Please return the full listing below without altering anything.

Stored data entries:
-- START --

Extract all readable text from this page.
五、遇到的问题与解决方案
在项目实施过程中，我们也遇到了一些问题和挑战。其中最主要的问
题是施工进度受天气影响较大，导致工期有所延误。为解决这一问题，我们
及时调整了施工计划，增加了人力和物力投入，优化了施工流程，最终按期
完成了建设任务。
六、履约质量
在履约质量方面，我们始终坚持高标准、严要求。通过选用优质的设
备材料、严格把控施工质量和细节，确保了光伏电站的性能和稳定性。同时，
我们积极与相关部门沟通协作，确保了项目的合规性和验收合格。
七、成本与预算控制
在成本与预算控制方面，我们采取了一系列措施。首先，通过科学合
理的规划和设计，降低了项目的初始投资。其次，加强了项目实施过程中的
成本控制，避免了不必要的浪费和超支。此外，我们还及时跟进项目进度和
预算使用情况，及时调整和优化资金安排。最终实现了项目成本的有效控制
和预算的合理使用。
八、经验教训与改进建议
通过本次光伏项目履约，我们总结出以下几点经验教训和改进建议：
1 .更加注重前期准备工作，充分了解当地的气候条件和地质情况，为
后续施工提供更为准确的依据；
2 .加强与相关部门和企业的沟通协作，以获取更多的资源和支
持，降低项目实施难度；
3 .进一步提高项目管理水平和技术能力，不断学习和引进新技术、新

-- END --

Exercise response:
Extract all readable text from this page.
五、遇到的问题与解决方案
在项目实施过程中，我们也遇到了一些问题和挑战。其中最主要的问
题是施工进度受天气影响较大，导致工期有所延误。为解决这一问题，我们
及时调整了施工计划，增加了人力和物力投入，优化了施工流程，最终按期
完成了建设任务。
六、履约质量
在履约质量方面，我们始终坚持高标准、严要求。通过选用优质的设
备材料、严格把控施工质量和细节，确保了光伏电站的性能和稳定性。同时，
我们积极与相关部门沟通协作，确保了项目的合规性和验收合格。
七、成本与预算控制
在成本与预算控制方面，我们采取了一系列措施。首先，通过科学合
理的规划和设计，降低了项目的初始投资。其次，加强了项目实施过程中的
成本控制，避免了不必要的浪费和超支。此外，我们还及时跟进项目进度和
预算使用情况，及时调整和优化资金安排。最终实现了项目成本的有效控制
和预算的合理使用。
八、经验教训与改进建议
通过本次光伏项目履约，我们总结出以下几点经验教训和改进建议：
1 .更加注重前期准备工作，充分了解当地的气候条件和地质情况，为
后续施工提供更为准确的依据；
2 .加强与相关部门和企业的沟通协作，以获取更多的资源和支
持，降低项目实施难度；
3 .进一步提高项目管理水平和技术能力，不断学习和引进新技术、新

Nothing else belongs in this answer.